▶ _Task to complete_
Quote the records below in full, exactly as given, with the images taken out.

Stored items from a collection:
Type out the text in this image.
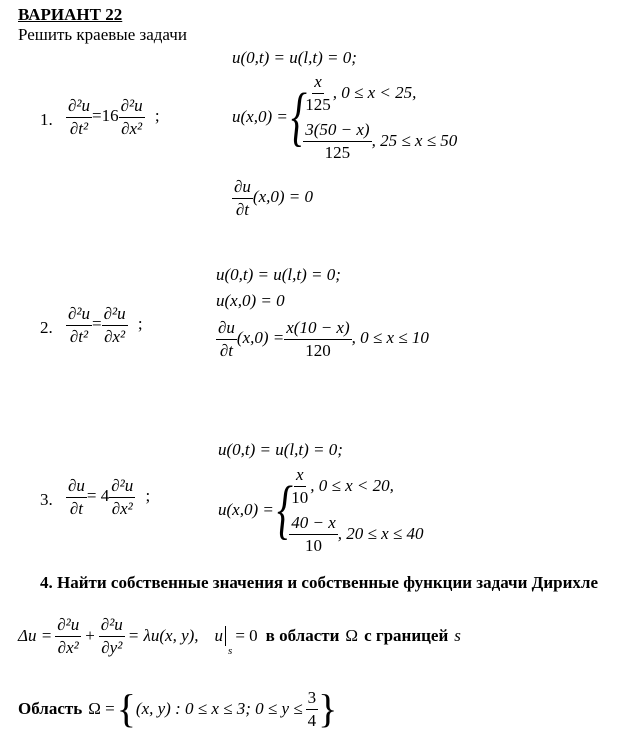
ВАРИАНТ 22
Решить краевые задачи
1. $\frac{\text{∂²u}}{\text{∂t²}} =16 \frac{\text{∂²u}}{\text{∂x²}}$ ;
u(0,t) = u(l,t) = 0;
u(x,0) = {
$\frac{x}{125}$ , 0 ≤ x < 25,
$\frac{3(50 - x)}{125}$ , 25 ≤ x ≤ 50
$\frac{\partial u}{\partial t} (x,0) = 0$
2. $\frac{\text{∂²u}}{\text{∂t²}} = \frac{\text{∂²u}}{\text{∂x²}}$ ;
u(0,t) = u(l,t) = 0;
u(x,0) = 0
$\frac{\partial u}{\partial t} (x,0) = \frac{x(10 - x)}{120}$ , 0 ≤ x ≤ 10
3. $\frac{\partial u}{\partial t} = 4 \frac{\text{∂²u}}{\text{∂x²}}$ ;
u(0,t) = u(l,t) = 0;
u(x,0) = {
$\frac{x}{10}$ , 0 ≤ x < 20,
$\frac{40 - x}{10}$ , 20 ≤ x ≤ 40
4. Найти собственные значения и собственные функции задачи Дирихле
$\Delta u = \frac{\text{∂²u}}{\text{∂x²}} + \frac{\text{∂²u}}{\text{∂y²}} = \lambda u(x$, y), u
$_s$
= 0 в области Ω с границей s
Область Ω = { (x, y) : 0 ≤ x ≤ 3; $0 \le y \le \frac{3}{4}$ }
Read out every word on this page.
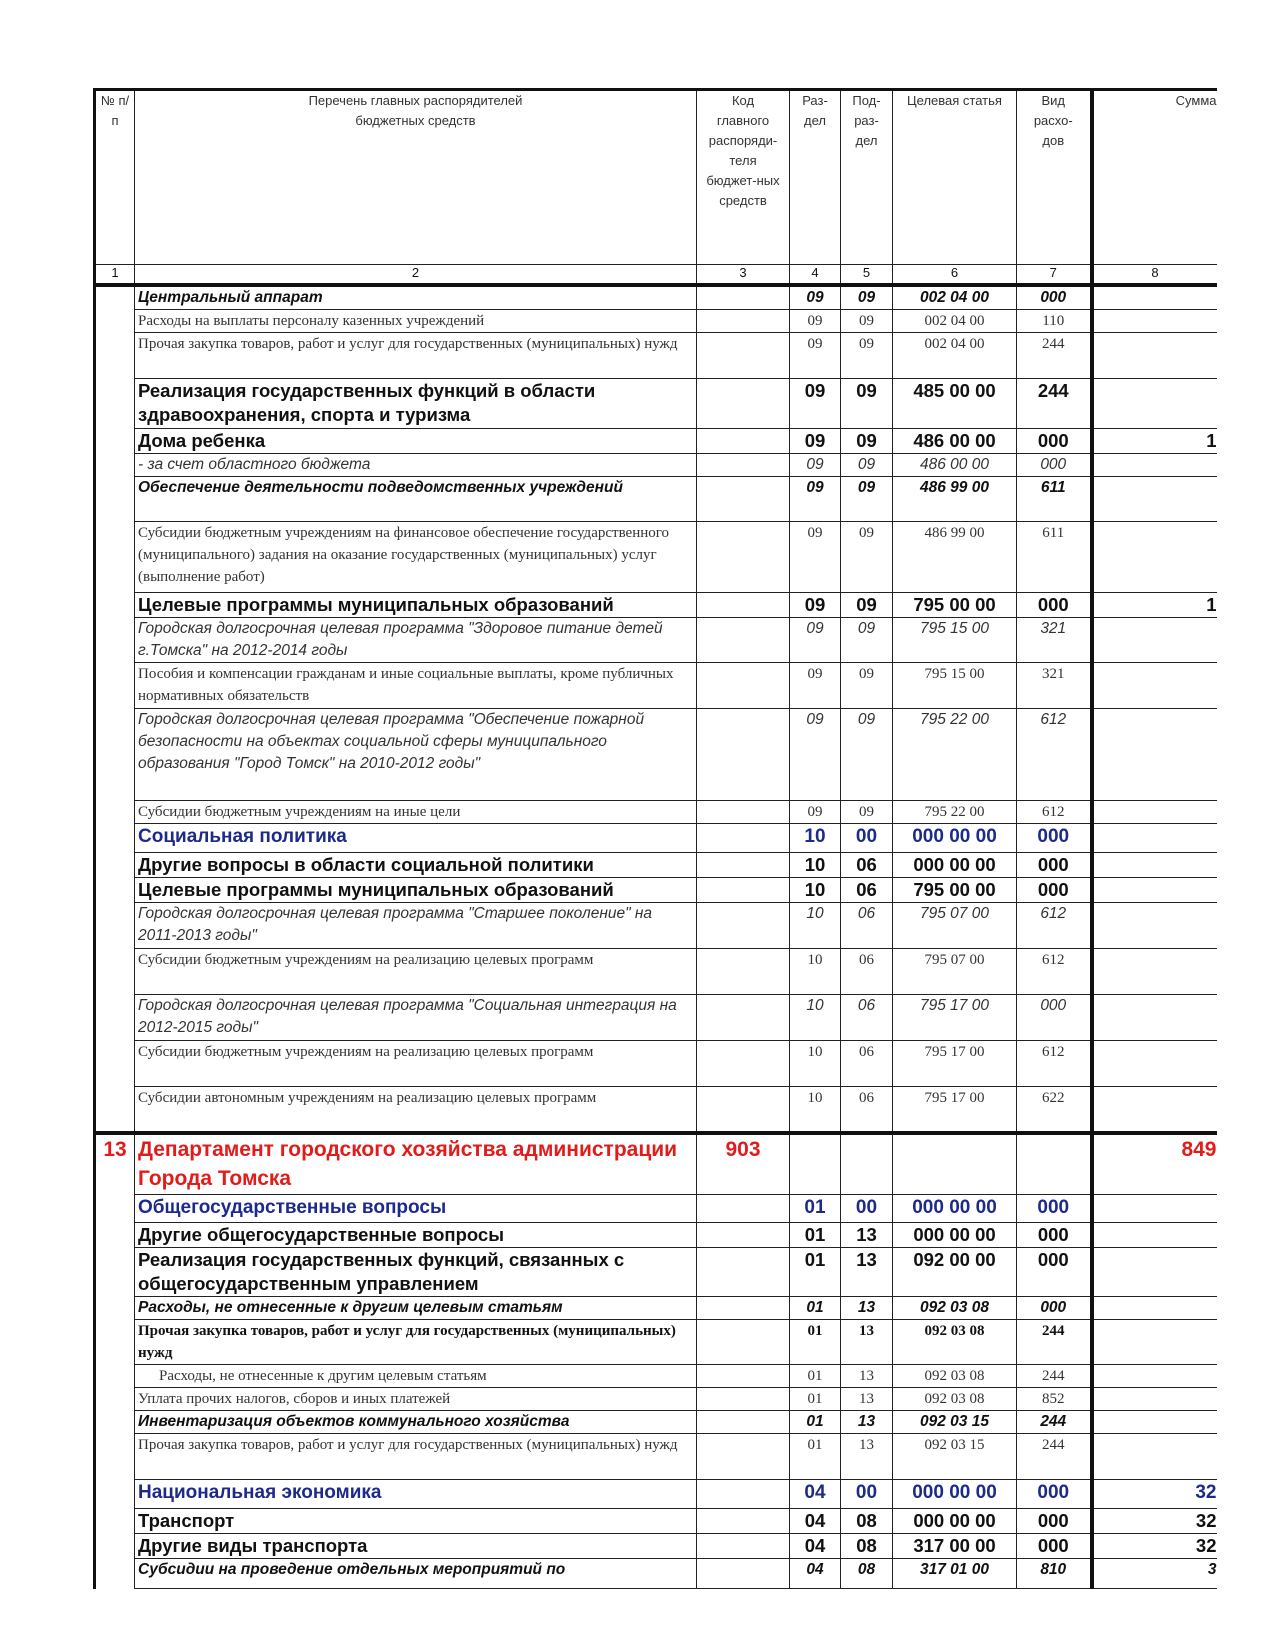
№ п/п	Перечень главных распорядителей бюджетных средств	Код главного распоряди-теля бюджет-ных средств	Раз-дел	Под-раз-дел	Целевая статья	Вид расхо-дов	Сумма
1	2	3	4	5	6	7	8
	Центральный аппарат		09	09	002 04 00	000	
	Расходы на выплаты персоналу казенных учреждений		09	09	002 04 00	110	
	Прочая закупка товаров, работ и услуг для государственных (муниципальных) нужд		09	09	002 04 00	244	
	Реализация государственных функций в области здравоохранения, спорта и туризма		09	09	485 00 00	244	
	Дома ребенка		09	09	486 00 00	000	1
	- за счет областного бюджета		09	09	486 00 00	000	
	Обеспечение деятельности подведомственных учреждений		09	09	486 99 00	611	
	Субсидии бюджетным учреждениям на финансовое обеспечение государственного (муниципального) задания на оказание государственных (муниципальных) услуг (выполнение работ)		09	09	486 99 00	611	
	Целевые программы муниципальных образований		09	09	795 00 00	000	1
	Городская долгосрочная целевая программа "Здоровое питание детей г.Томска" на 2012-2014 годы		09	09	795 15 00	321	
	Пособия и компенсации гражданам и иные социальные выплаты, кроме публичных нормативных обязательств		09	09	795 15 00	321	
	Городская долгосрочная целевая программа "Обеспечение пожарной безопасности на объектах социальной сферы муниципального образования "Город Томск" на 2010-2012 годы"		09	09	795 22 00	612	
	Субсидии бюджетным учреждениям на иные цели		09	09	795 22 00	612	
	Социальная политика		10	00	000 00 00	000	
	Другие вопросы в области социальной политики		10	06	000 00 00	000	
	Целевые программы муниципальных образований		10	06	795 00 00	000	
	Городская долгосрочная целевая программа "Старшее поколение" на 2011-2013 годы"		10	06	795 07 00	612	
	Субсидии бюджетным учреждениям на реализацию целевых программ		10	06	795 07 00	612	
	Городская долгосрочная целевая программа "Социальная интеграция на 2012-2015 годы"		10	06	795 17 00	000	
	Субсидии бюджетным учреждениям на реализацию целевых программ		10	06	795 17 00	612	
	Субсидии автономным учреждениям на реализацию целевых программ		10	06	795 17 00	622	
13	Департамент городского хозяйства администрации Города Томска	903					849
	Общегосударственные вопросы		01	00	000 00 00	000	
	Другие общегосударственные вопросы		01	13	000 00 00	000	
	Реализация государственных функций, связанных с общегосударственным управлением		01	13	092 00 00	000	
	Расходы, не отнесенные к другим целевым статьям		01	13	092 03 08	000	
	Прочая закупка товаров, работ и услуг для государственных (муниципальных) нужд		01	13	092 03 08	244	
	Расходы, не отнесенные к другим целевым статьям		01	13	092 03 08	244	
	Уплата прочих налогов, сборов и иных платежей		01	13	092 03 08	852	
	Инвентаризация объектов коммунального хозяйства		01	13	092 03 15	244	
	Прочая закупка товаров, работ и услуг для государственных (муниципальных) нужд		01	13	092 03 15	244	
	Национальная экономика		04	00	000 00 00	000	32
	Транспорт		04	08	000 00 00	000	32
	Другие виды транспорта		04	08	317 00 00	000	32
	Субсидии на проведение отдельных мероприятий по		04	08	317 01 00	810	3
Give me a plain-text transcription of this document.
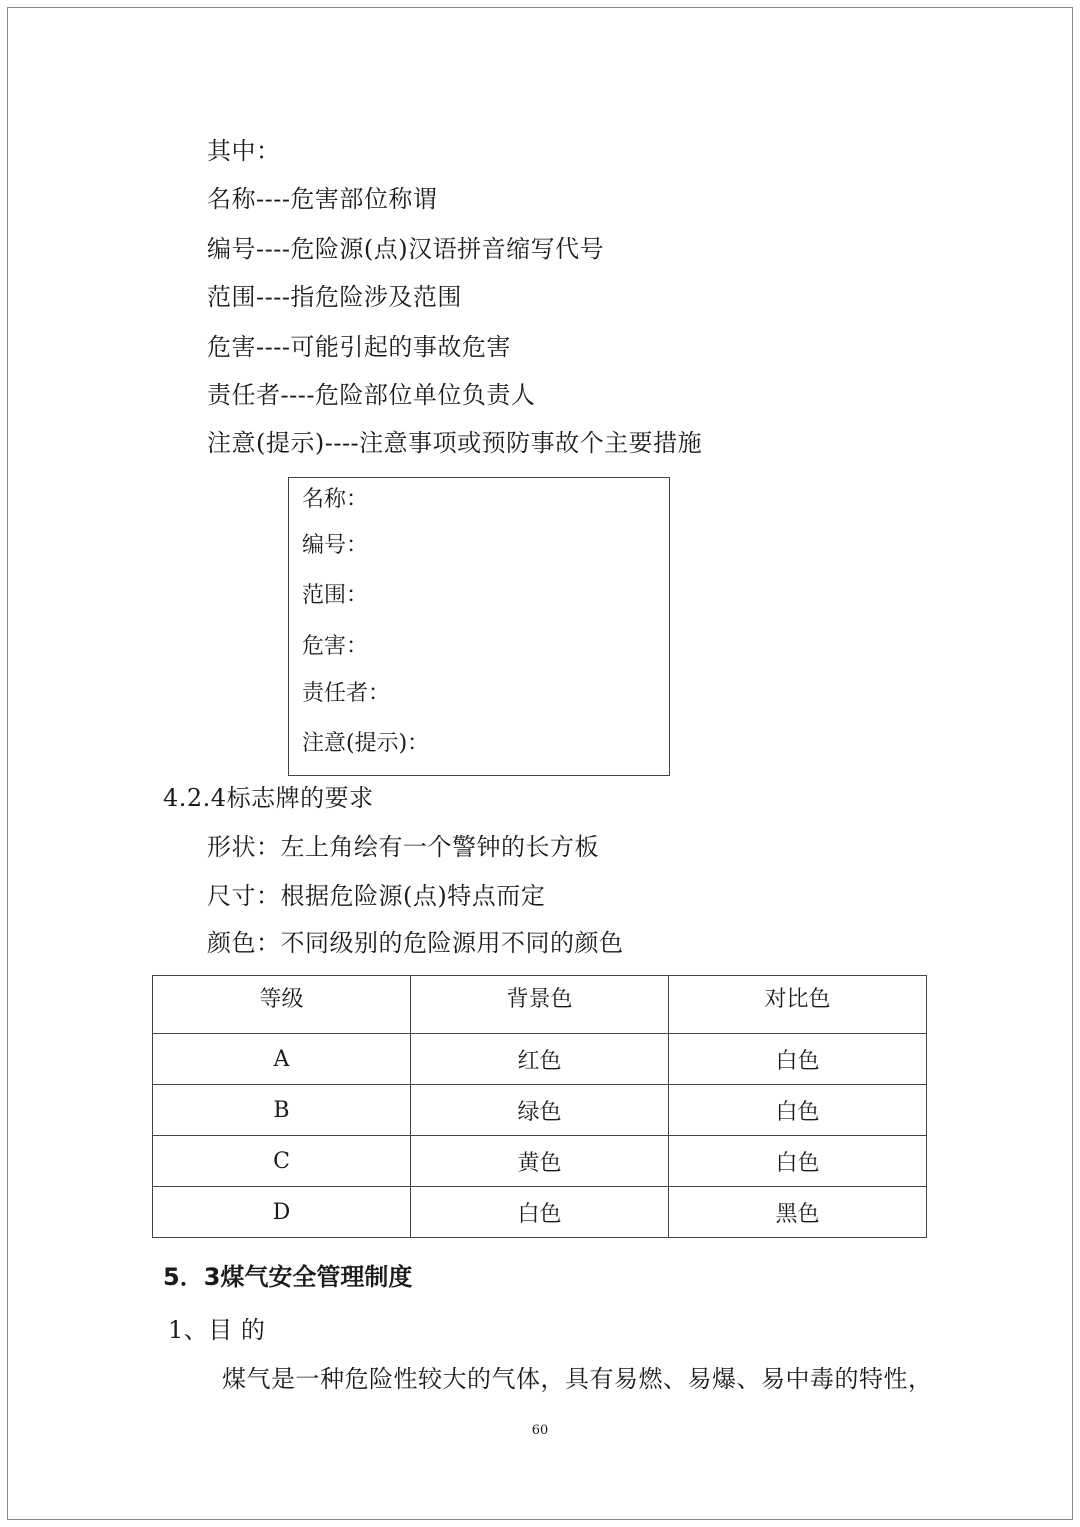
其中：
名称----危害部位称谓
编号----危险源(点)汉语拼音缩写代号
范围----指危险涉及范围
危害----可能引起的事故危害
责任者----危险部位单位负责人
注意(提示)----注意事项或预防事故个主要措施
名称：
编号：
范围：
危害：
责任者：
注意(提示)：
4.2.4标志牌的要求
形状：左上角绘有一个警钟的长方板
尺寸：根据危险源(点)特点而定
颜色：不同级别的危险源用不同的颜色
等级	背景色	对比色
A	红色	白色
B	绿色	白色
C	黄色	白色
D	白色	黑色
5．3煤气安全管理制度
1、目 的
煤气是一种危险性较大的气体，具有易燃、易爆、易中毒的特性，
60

▶ _Result of the exercise_
Type out the text in this image.
ВАРИАНТ 22
Решить краевые задачи
1. $\frac{\text{∂²u}}{\text{∂t²}} =16 \frac{\text{∂²u}}{\text{∂x²}}$ ;
u(0,t) = u(l,t) = 0;
u(x,0) = {
$\frac{x}{125}$ , 0 ≤ x < 25,
$\frac{3(50 - x)}{125}$ , 25 ≤ x ≤ 50
$\frac{\partial u}{\partial t} (x,0) = 0$
2. $\frac{\text{∂²u}}{\text{∂t²}} = \frac{\text{∂²u}}{\text{∂x²}}$ ;
u(0,t) = u(l,t) = 0;
u(x,0) = 0
$\frac{\partial u}{\partial t} (x,0) = \frac{x(10 - x)}{120}$ , 0 ≤ x ≤ 10
3. $\frac{\partial u}{\partial t} = 4 \frac{\text{∂²u}}{\text{∂x²}}$ ;
u(0,t) = u(l,t) = 0;
u(x,0) = {
$\frac{x}{10}$ , 0 ≤ x < 20,
$\frac{40 - x}{10}$ , 20 ≤ x ≤ 40
4. Найти собственные значения и собственные функции задачи Дирихле
$\Delta u = \frac{\text{∂²u}}{\text{∂x²}} + \frac{\text{∂²u}}{\text{∂y²}} = \lambda u(x$, y), u
$_s$
= 0 в области Ω с границей s
Область Ω = { (x, y) : 0 ≤ x ≤ 3; $0 \le y \le \frac{3}{4}$ }
Read out every word on this page.
№ п/п	Перечень главных распорядителей бюджетных средств	Код главного распоряди-теля бюджет-ных средств	Раз-дел	Под-раз-дел	Целевая статья	Вид расхо-дов	Сумма
1	2	3	4	5	6	7	8
	Центральный аппарат		09	09	002 04 00	000	
	Расходы на выплаты персоналу казенных учреждений		09	09	002 04 00	110	
	Прочая закупка товаров, работ и услуг для государственных (муниципальных) нужд		09	09	002 04 00	244	
	Реализация государственных функций в области здравоохранения, спорта и туризма		09	09	485 00 00	244	
	Дома ребенка		09	09	486 00 00	000	1
	- за счет областного бюджета		09	09	486 00 00	000	
	Обеспечение деятельности подведомственных учреждений		09	09	486 99 00	611	
	Субсидии бюджетным учреждениям на финансовое обеспечение государственного (муниципального) задания на оказание государственных (муниципальных) услуг (выполнение работ)		09	09	486 99 00	611	
	Целевые программы муниципальных образований		09	09	795 00 00	000	1
	Городская долгосрочная целевая программа "Здоровое питание детей г.Томска" на 2012-2014 годы		09	09	795 15 00	321	
	Пособия и компенсации гражданам и иные социальные выплаты, кроме публичных нормативных обязательств		09	09	795 15 00	321	
	Городская долгосрочная целевая программа "Обеспечение пожарной безопасности на объектах социальной сферы муниципального образования "Город Томск" на 2010-2012 годы"		09	09	795 22 00	612	
	Субсидии бюджетным учреждениям на иные цели		09	09	795 22 00	612	
	Социальная политика		10	00	000 00 00	000	
	Другие вопросы в области социальной политики		10	06	000 00 00	000	
	Целевые программы муниципальных образований		10	06	795 00 00	000	
	Городская долгосрочная целевая программа "Старшее поколение" на 2011-2013 годы"		10	06	795 07 00	612	
	Субсидии бюджетным учреждениям на реализацию целевых программ		10	06	795 07 00	612	
	Городская долгосрочная целевая программа "Социальная интеграция на 2012-2015 годы"		10	06	795 17 00	000	
	Субсидии бюджетным учреждениям на реализацию целевых программ		10	06	795 17 00	612	
	Субсидии автономным учреждениям на реализацию целевых программ		10	06	795 17 00	622	
13	Департамент городского хозяйства администрации Города Томска	903					849
	Общегосударственные вопросы		01	00	000 00 00	000	
	Другие общегосударственные вопросы		01	13	000 00 00	000	
	Реализация государственных функций, связанных с общегосударственным управлением		01	13	092 00 00	000	
	Расходы, не отнесенные к другим целевым статьям		01	13	092 03 08	000	
	Прочая закупка товаров, работ и услуг для государственных (муниципальных) нужд		01	13	092 03 08	244	
	Расходы, не отнесенные к другим целевым статьям		01	13	092 03 08	244	
	Уплата прочих налогов, сборов и иных платежей		01	13	092 03 08	852	
	Инвентаризация объектов коммунального хозяйства		01	13	092 03 15	244	
	Прочая закупка товаров, работ и услуг для государственных (муниципальных) нужд		01	13	092 03 15	244	
	Национальная экономика		04	00	000 00 00	000	32
	Транспорт		04	08	000 00 00	000	32
	Другие виды транспорта		04	08	317 00 00	000	32
	Субсидии на проведение отдельных мероприятий по		04	08	317 01 00	810	3
Give me a plain-text transcription of this document.
其中：
名称----危害部位称谓
编号----危险源(点)汉语拼音缩写代号
范围----指危险涉及范围
危害----可能引起的事故危害
责任者----危险部位单位负责人
注意(提示)----注意事项或预防事故个主要措施
名称：
编号：
范围：
危害：
责任者：
注意(提示)：
4.2.4标志牌的要求
形状：左上角绘有一个警钟的长方板
尺寸：根据危险源(点)特点而定
颜色：不同级别的危险源用不同的颜色
等级	背景色	对比色
A	红色	白色
B	绿色	白色
C	黄色	白色
D	白色	黑色
5．3煤气安全管理制度
1、目 的
煤气是一种危险性较大的气体，具有易燃、易爆、易中毒的特性，
60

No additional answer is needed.